Work required —
Below are records. Copy every line with "JSON" in it.

Records provided —
━━━

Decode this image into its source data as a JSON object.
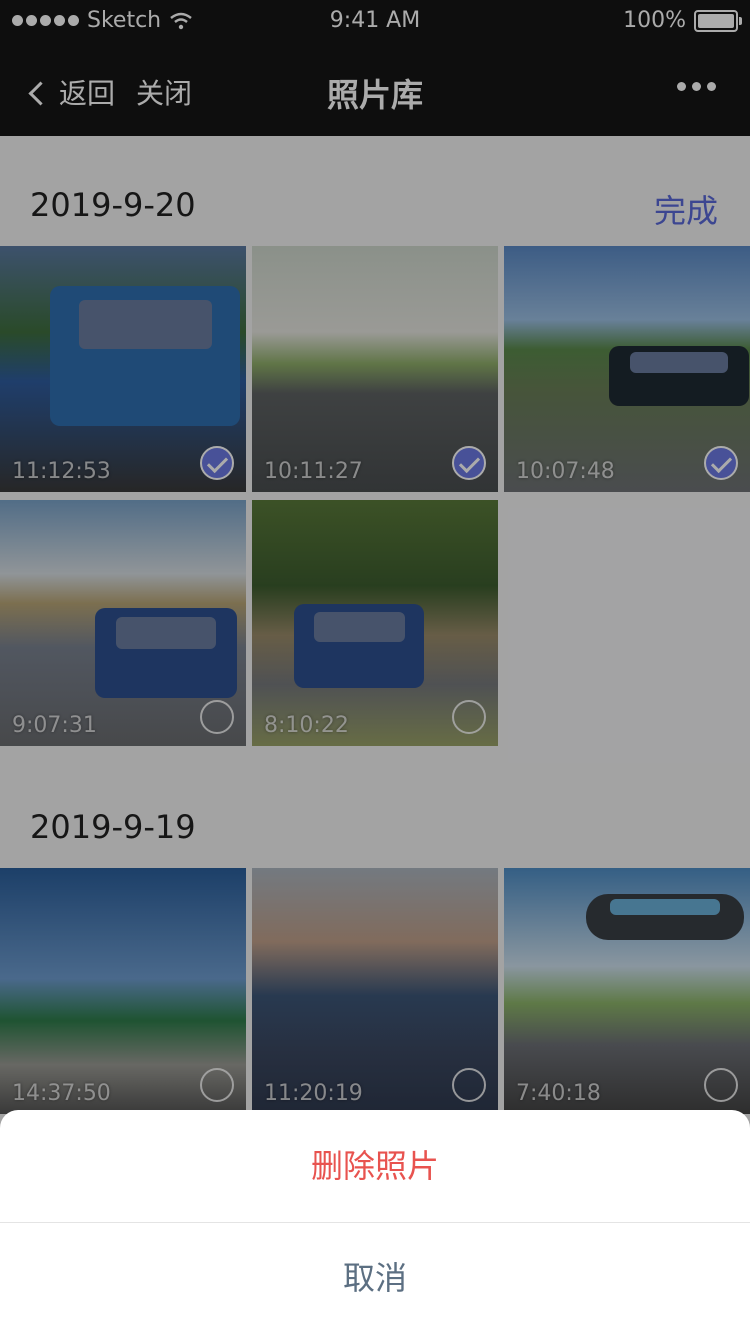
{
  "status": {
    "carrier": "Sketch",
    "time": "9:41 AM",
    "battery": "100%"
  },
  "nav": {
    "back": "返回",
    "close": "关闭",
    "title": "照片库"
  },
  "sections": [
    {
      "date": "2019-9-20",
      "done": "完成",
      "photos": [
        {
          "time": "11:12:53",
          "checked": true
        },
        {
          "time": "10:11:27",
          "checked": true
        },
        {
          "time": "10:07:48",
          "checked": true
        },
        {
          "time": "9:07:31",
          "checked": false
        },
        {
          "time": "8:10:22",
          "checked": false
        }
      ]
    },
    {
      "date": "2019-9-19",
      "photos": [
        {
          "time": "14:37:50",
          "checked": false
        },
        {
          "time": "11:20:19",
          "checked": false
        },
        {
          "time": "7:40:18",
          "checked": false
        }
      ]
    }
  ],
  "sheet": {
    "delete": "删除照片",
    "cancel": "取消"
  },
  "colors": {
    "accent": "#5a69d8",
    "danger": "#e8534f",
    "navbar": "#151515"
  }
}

━━━

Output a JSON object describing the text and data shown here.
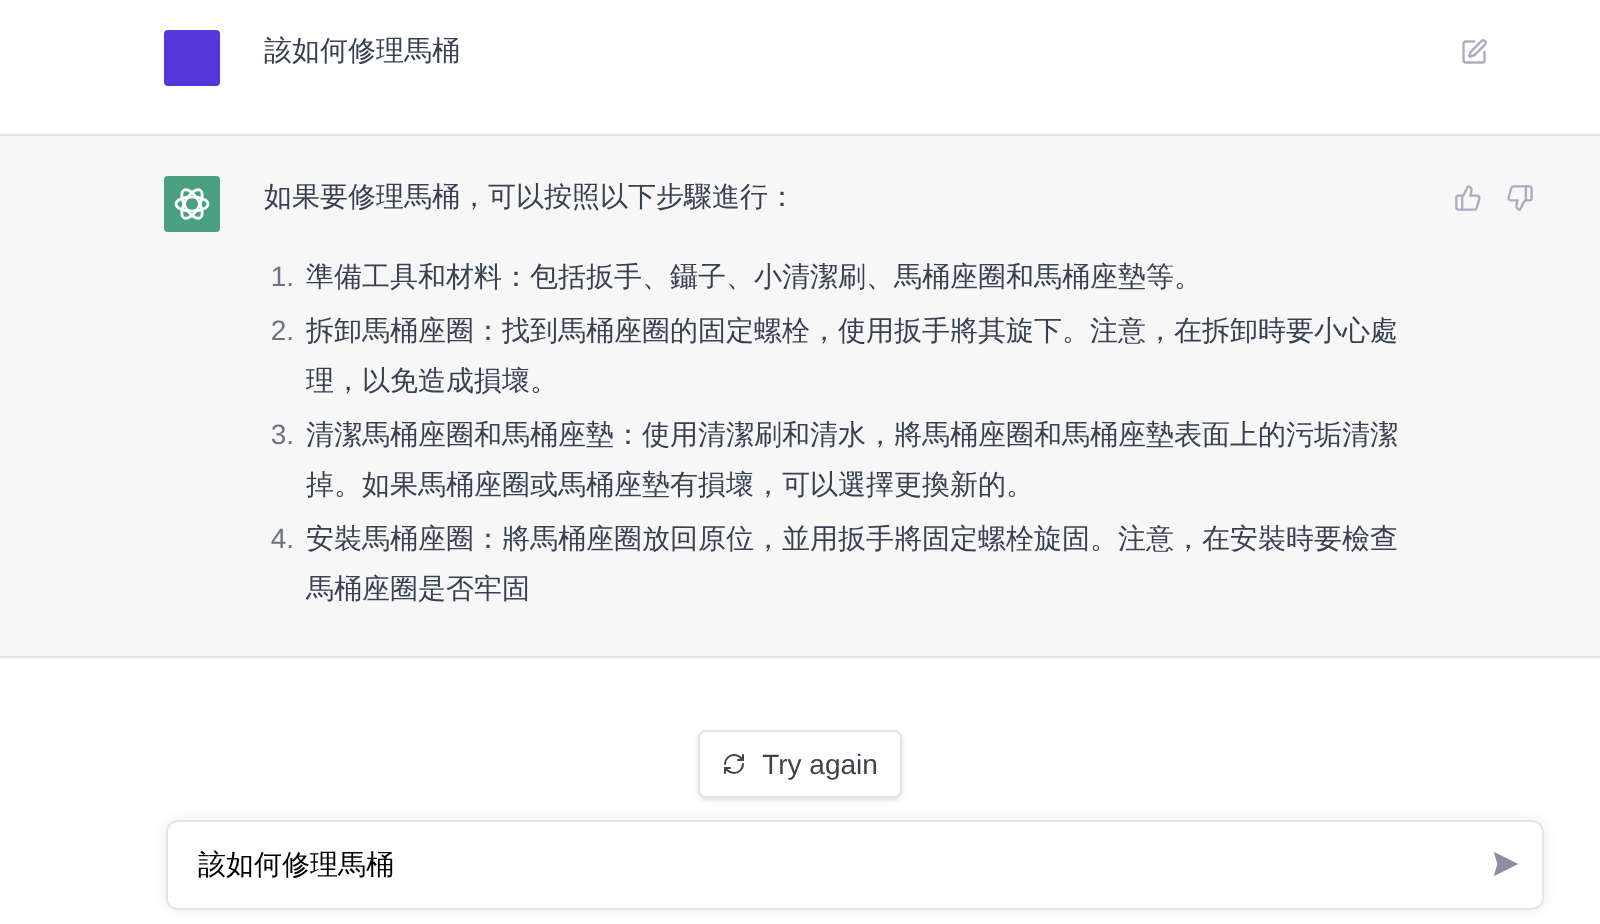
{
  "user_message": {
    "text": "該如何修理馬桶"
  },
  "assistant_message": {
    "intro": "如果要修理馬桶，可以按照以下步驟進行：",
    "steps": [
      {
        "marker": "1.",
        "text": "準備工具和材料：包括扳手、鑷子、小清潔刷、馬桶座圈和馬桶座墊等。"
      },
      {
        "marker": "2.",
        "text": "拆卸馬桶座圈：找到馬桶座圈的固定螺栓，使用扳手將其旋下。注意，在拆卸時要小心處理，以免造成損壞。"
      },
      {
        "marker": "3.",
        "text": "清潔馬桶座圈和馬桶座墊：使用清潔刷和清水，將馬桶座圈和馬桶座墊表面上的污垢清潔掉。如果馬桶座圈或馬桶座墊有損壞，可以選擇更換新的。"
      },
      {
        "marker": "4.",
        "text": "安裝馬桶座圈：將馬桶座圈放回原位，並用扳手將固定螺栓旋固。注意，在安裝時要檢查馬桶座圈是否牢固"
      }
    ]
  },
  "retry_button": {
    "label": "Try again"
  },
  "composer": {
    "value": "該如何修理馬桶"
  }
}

━━━

Final result —
Decode this image into its source data as a JSON object.
Output a JSON object describing the text and data shown here.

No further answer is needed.